> [EXERCISE AIM]: Pictures stay out of the copy; restate everything else in the material exactly.

(Data entries)
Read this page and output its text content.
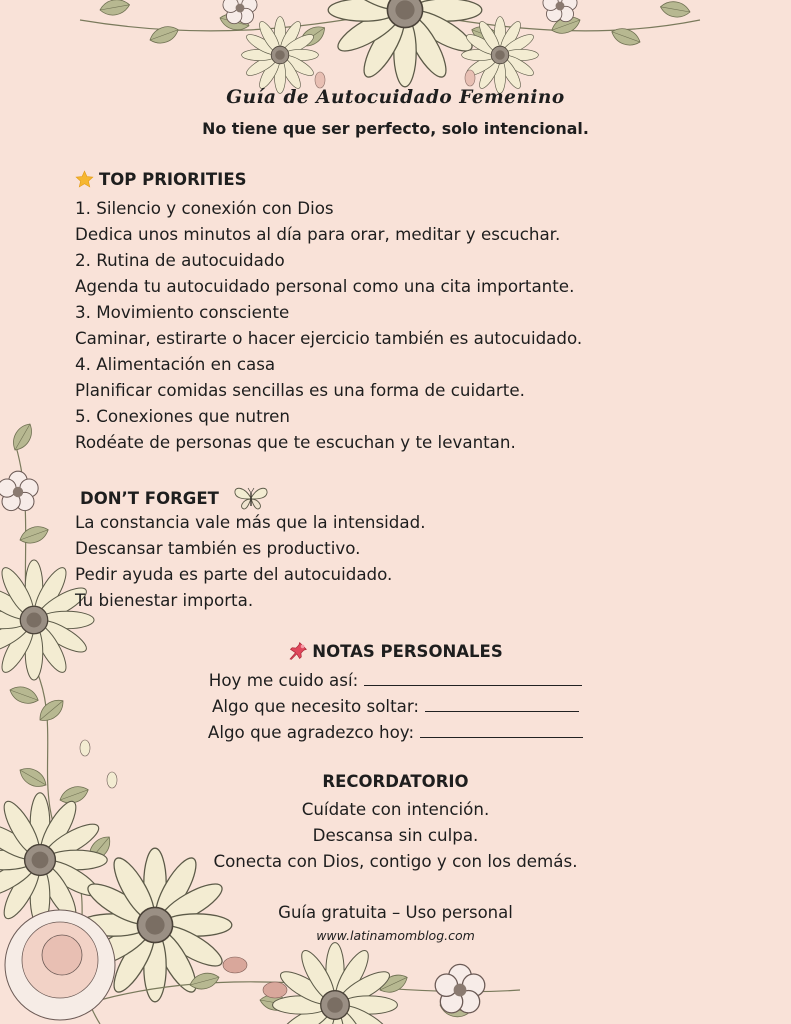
Guía de Autocuidado Femenino
No tiene que ser perfecto, solo intencional.
TOP PRIORITIES
1. Silencio y conexión con Dios
Dedica unos minutos al día para orar, meditar y escuchar.
2. Rutina de autocuidado
Agenda tu autocuidado personal como una cita importante.
3. Movimiento consciente
Caminar, estirarte o hacer ejercicio también es autocuidado.
4. Alimentación en casa
Planificar comidas sencillas es una forma de cuidarte.
5. Conexiones que nutren
Rodéate de personas que te escuchan y te levantan.
DON’T FORGET
La constancia vale más que la intensidad.
Descansar también es productivo.
Pedir ayuda es parte del autocuidado.
Tu bienestar importa.
NOTAS PERSONALES
Hoy me cuido así:
Algo que necesito soltar:
Algo que agradezco hoy:
RECORDATORIO
Cuídate con intención.
Descansa sin culpa.
Conecta con Dios, contigo y con los demás.
Guía gratuita – Uso personal
www.latinamomblog.com
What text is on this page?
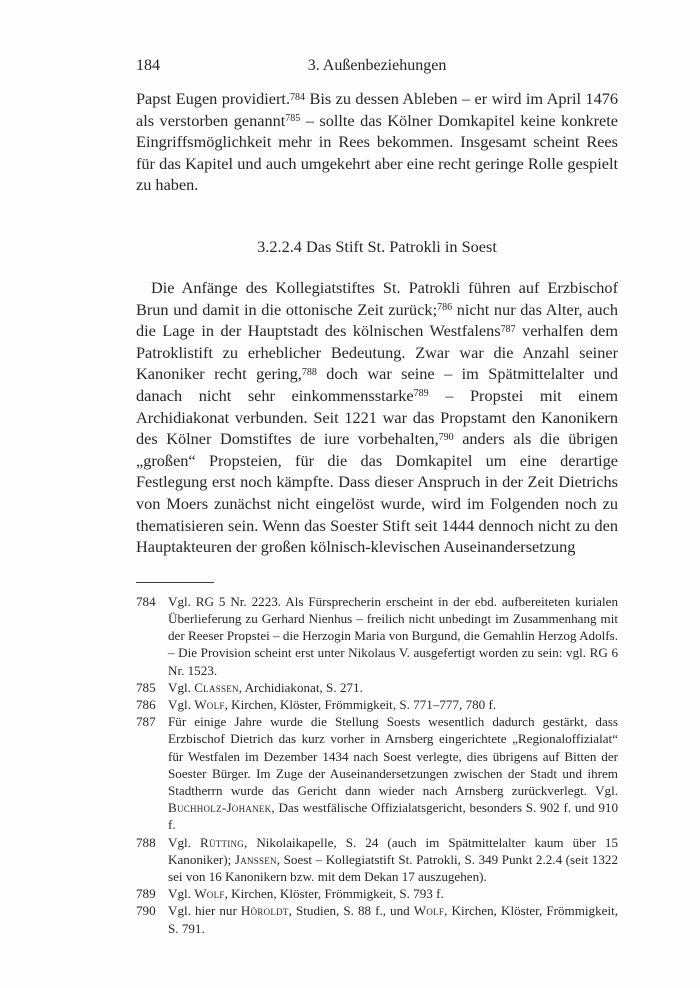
184	3. Außenbeziehungen

Papst Eugen providiert.$^{784}$ Bis zu dessen Ableben – er wird im April 1476 als verstorben genannt$^{785}$ – sollte das Kölner Domkapitel keine konkrete Eingriffsmöglichkeit mehr in Rees bekommen. Insgesamt scheint Rees für das Kapitel und auch umgekehrt aber eine recht geringe Rolle gespielt zu haben.

3.2.2.4 Das Stift St. Patrokli in Soest

Die Anfänge des Kollegiatstiftes St. Patrokli führen auf Erzbischof Brun und damit in die ottonische Zeit zurück;$^{786}$ nicht nur das Alter, auch die Lage in der Hauptstadt des kölnischen Westfalens$^{787}$ verhalfen dem Patroklistift zu erheblicher Bedeutung. Zwar war die Anzahl seiner Kanoniker recht gering,$^{788}$ doch war seine – im Spätmittelalter und danach nicht sehr einkommensstarke$^{789}$ – Propstei mit einem Archidiakonat verbunden. Seit 1221 war das Propstamt den Kanonikern des Kölner Domstiftes de iure vorbehalten,$^{790}$ anders als die übrigen „großen“ Propsteien, für die das Domkapitel um eine derartige Festlegung erst noch kämpfte. Dass dieser Anspruch in der Zeit Dietrichs von Moers zunächst nicht eingelöst wurde, wird im Folgenden noch zu thematisieren sein. Wenn das Soester Stift seit 1444 dennoch nicht zu den Hauptakteuren der großen kölnisch-klevischen Auseinandersetzung

784 Vgl. RG 5 Nr. 2223. Als Fürsprecherin erscheint in der ebd. aufbereiteten kurialen Überlieferung zu Gerhard Nienhus – freilich nicht unbedingt im Zusammenhang mit der Reeser Propstei – die Herzogin Maria von Burgund, die Gemahlin Herzog Adolfs. – Die Provision scheint erst unter Nikolaus V. ausgefertigt worden zu sein: vgl. RG 6 Nr. 1523.
785 Vgl. Classen, Archidiakonat, S. 271.
786 Vgl. Wolf, Kirchen, Klöster, Frömmigkeit, S. 771–777, 780 f.
787 Für einige Jahre wurde die Stellung Soests wesentlich dadurch gestärkt, dass Erzbischof Dietrich das kurz vorher in Arnsberg eingerichtete „Regionaloffizialat“ für Westfalen im Dezember 1434 nach Soest verlegte, dies übrigens auf Bitten der Soester Bürger. Im Zuge der Auseinandersetzungen zwischen der Stadt und ihrem Stadtherrn wurde das Gericht dann wieder nach Arnsberg zurückverlegt. Vgl. Buchholz-Johanek, Das westfälische Offizialatsgericht, besonders S. 902 f. und 910 f.
788 Vgl. Rütting, Nikolaikapelle, S. 24 (auch im Spätmittelalter kaum über 15 Kanoniker); Janssen, Soest – Kollegiatstift St. Patrokli, S. 349 Punkt 2.2.4 (seit 1322 sei von 16 Kanonikern bzw. mit dem Dekan 17 auszugehen).
789 Vgl. Wolf, Kirchen, Klöster, Frömmigkeit, S. 793 f.
790 Vgl. hier nur Höroldt, Studien, S. 88 f., und Wolf, Kirchen, Klöster, Frömmigkeit, S. 791.
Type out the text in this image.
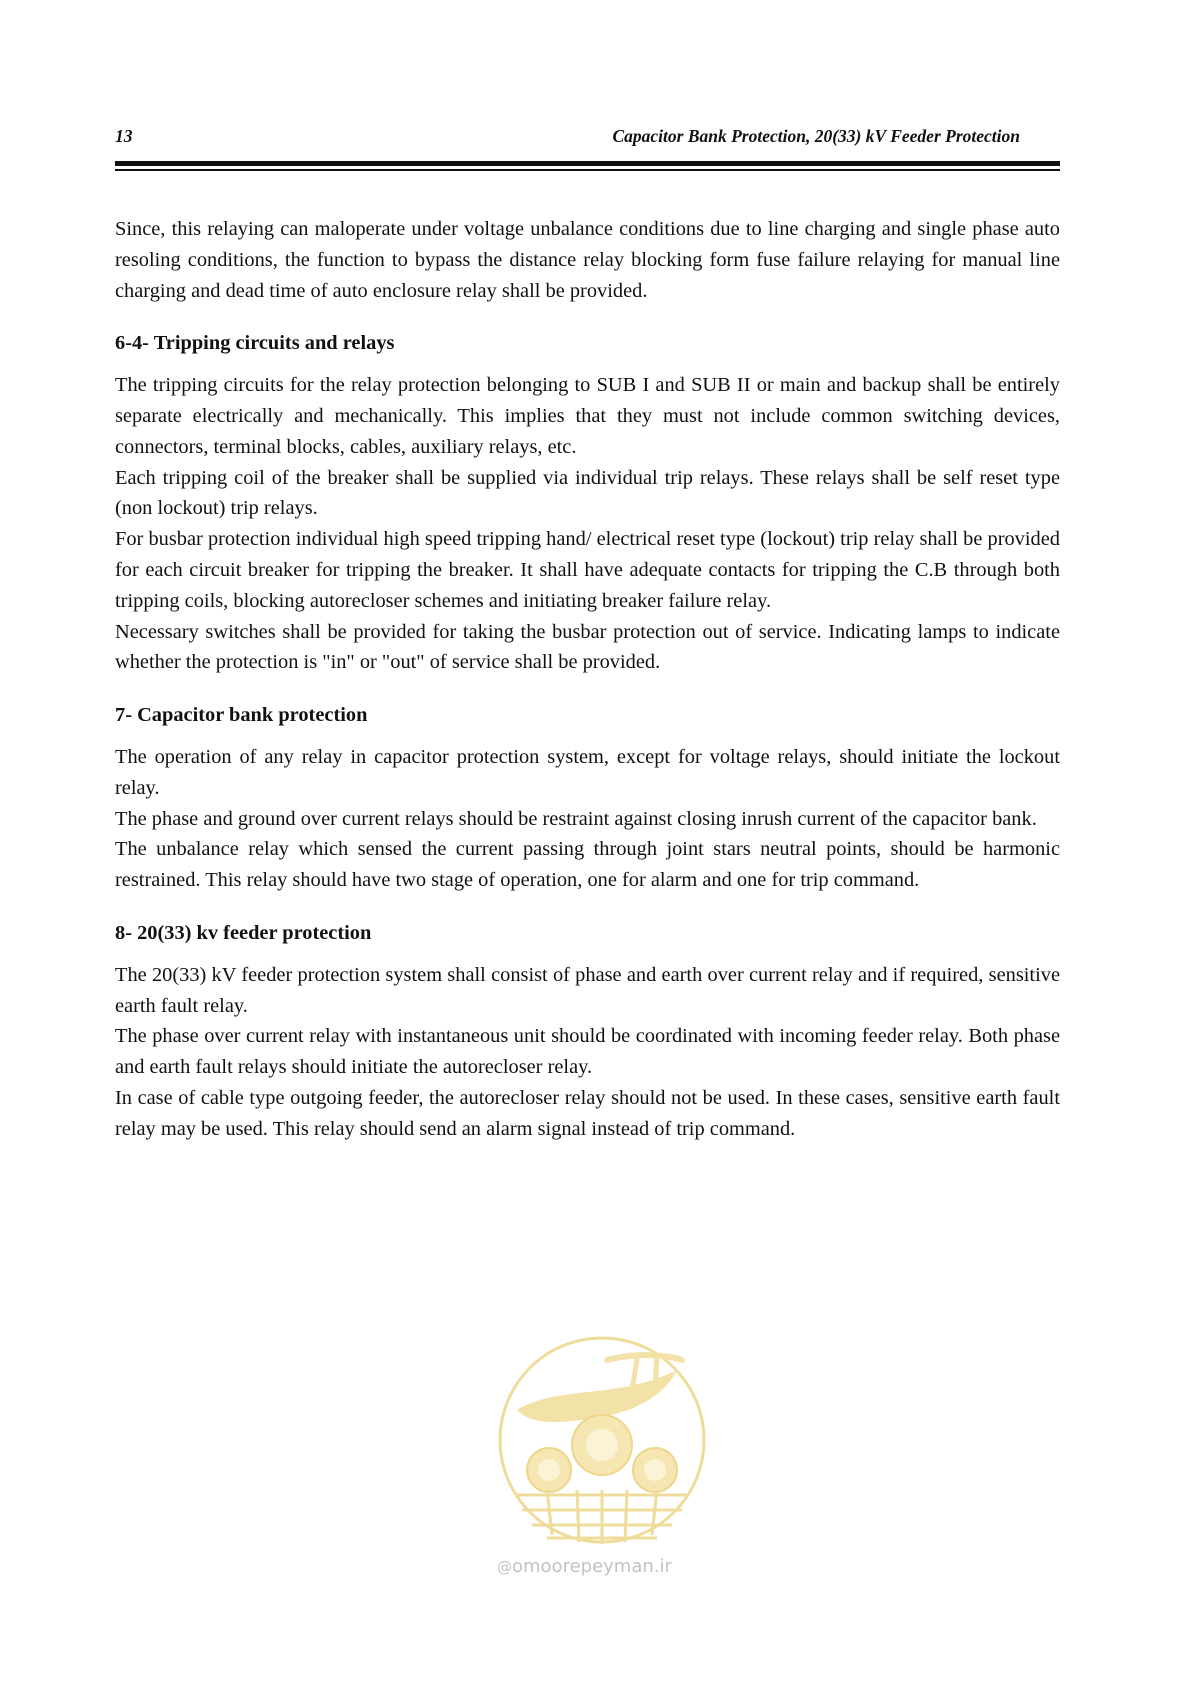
13	Capacitor Bank Protection, 20(33) kV Feeder Protection

Since, this relaying can maloperate under voltage unbalance conditions due to line charging and single phase auto resoling conditions, the function to bypass the distance relay blocking form fuse failure relaying for manual line charging and dead time of auto enclosure relay shall be provided.

6-4- Tripping circuits and relays

The tripping circuits for the relay protection belonging to SUB I and SUB II or main and backup shall be entirely separate electrically and mechanically. This implies that they must not include common switching devices, connectors, terminal blocks, cables, auxiliary relays, etc.

Each tripping coil of the breaker shall be supplied via individual trip relays. These relays shall be self reset type (non lockout) trip relays.

For busbar protection individual high speed tripping hand/ electrical reset type (lockout) trip relay shall be provided for each circuit breaker for tripping the breaker. It shall have adequate contacts for tripping the C.B through both tripping coils, blocking autorecloser schemes and initiating breaker failure relay.

Necessary switches shall be provided for taking the busbar protection out of service. Indicating lamps to indicate whether the protection is "in" or "out" of service shall be provided.

7- Capacitor bank protection

The operation of any relay in capacitor protection system, except for voltage relays, should initiate the lockout relay.

The phase and ground over current relays should be restraint against closing inrush current of the capacitor bank.

The unbalance relay which sensed the current passing through joint stars neutral points, should be harmonic restrained. This relay should have two stage of operation, one for alarm and one for trip command.

8- 20(33) kv feeder protection

The 20(33) kV feeder protection system shall consist of phase and earth over current relay and if required, sensitive earth fault relay.

The phase over current relay with instantaneous unit should be coordinated with incoming feeder relay. Both phase and earth fault relays should initiate the autorecloser relay.

In case of cable type outgoing feeder, the autorecloser relay should not be used. In these cases, sensitive earth fault relay may be used. This relay should send an alarm signal instead of trip command.

@omoorepeyman.ir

> [WRITTEN REPLY]:
Read this page and output its text content.
Guía de Autocuidado Femenino
No tiene que ser perfecto, solo intencional.
TOP PRIORITIES
1. Silencio y conexión con Dios
Dedica unos minutos al día para orar, meditar y escuchar.
2. Rutina de autocuidado
Agenda tu autocuidado personal como una cita importante.
3. Movimiento consciente
Caminar, estirarte o hacer ejercicio también es autocuidado.
4. Alimentación en casa
Planificar comidas sencillas es una forma de cuidarte.
5. Conexiones que nutren
Rodéate de personas que te escuchan y te levantan.
DON’T FORGET
La constancia vale más que la intensidad.
Descansar también es productivo.
Pedir ayuda es parte del autocuidado.
Tu bienestar importa.
NOTAS PERSONALES
Hoy me cuido así:
Algo que necesito soltar:
Algo que agradezco hoy:
RECORDATORIO
Cuídate con intención.
Descansa sin culpa.
Conecta con Dios, contigo y con los demás.
Guía gratuita – Uso personal
www.latinamomblog.com
What text is on this page?
184	3. Außenbeziehungen

Papst Eugen providiert.$^{784}$ Bis zu dessen Ableben – er wird im April 1476 als verstorben genannt$^{785}$ – sollte das Kölner Domkapitel keine konkrete Eingriffsmöglichkeit mehr in Rees bekommen. Insgesamt scheint Rees für das Kapitel und auch umgekehrt aber eine recht geringe Rolle gespielt zu haben.

3.2.2.4 Das Stift St. Patrokli in Soest

Die Anfänge des Kollegiatstiftes St. Patrokli führen auf Erzbischof Brun und damit in die ottonische Zeit zurück;$^{786}$ nicht nur das Alter, auch die Lage in der Hauptstadt des kölnischen Westfalens$^{787}$ verhalfen dem Patroklistift zu erheblicher Bedeutung. Zwar war die Anzahl seiner Kanoniker recht gering,$^{788}$ doch war seine – im Spätmittelalter und danach nicht sehr einkommensstarke$^{789}$ – Propstei mit einem Archidiakonat verbunden. Seit 1221 war das Propstamt den Kanonikern des Kölner Domstiftes de iure vorbehalten,$^{790}$ anders als die übrigen „großen“ Propsteien, für die das Domkapitel um eine derartige Festlegung erst noch kämpfte. Dass dieser Anspruch in der Zeit Dietrichs von Moers zunächst nicht eingelöst wurde, wird im Folgenden noch zu thematisieren sein. Wenn das Soester Stift seit 1444 dennoch nicht zu den Hauptakteuren der großen kölnisch-klevischen Auseinandersetzung

784 Vgl. RG 5 Nr. 2223. Als Fürsprecherin erscheint in der ebd. aufbereiteten kurialen Überlieferung zu Gerhard Nienhus – freilich nicht unbedingt im Zusammenhang mit der Reeser Propstei – die Herzogin Maria von Burgund, die Gemahlin Herzog Adolfs. – Die Provision scheint erst unter Nikolaus V. ausgefertigt worden zu sein: vgl. RG 6 Nr. 1523.
785 Vgl. Classen, Archidiakonat, S. 271.
786 Vgl. Wolf, Kirchen, Klöster, Frömmigkeit, S. 771–777, 780 f.
787 Für einige Jahre wurde die Stellung Soests wesentlich dadurch gestärkt, dass Erzbischof Dietrich das kurz vorher in Arnsberg eingerichtete „Regionaloffizialat“ für Westfalen im Dezember 1434 nach Soest verlegte, dies übrigens auf Bitten der Soester Bürger. Im Zuge der Auseinandersetzungen zwischen der Stadt und ihrem Stadtherrn wurde das Gericht dann wieder nach Arnsberg zurückverlegt. Vgl. Buchholz-Johanek, Das westfälische Offizialatsgericht, besonders S. 902 f. und 910 f.
788 Vgl. Rütting, Nikolaikapelle, S. 24 (auch im Spätmittelalter kaum über 15 Kanoniker); Janssen, Soest – Kollegiatstift St. Patrokli, S. 349 Punkt 2.2.4 (seit 1322 sei von 16 Kanonikern bzw. mit dem Dekan 17 auszugehen).
789 Vgl. Wolf, Kirchen, Klöster, Frömmigkeit, S. 793 f.
790 Vgl. hier nur Höroldt, Studien, S. 88 f., und Wolf, Kirchen, Klöster, Frömmigkeit, S. 791.
Type out the text in this image.
13	Capacitor Bank Protection, 20(33) kV Feeder Protection

Since, this relaying can maloperate under voltage unbalance conditions due to line charging and single phase auto resoling conditions, the function to bypass the distance relay blocking form fuse failure relaying for manual line charging and dead time of auto enclosure relay shall be provided.

6-4- Tripping circuits and relays

The tripping circuits for the relay protection belonging to SUB I and SUB II or main and backup shall be entirely separate electrically and mechanically. This implies that they must not include common switching devices, connectors, terminal blocks, cables, auxiliary relays, etc.

Each tripping coil of the breaker shall be supplied via individual trip relays. These relays shall be self reset type (non lockout) trip relays.

For busbar protection individual high speed tripping hand/ electrical reset type (lockout) trip relay shall be provided for each circuit breaker for tripping the breaker. It shall have adequate contacts for tripping the C.B through both tripping coils, blocking autorecloser schemes and initiating breaker failure relay.

Necessary switches shall be provided for taking the busbar protection out of service. Indicating lamps to indicate whether the protection is "in" or "out" of service shall be provided.

7- Capacitor bank protection

The operation of any relay in capacitor protection system, except for voltage relays, should initiate the lockout relay.

The phase and ground over current relays should be restraint against closing inrush current of the capacitor bank.

The unbalance relay which sensed the current passing through joint stars neutral points, should be harmonic restrained. This relay should have two stage of operation, one for alarm and one for trip command.

8- 20(33) kv feeder protection

The 20(33) kV feeder protection system shall consist of phase and earth over current relay and if required, sensitive earth fault relay.

The phase over current relay with instantaneous unit should be coordinated with incoming feeder relay. Both phase and earth fault relays should initiate the autorecloser relay.

In case of cable type outgoing feeder, the autorecloser relay should not be used. In these cases, sensitive earth fault relay may be used. This relay should send an alarm signal instead of trip command.

@omoorepeyman.ir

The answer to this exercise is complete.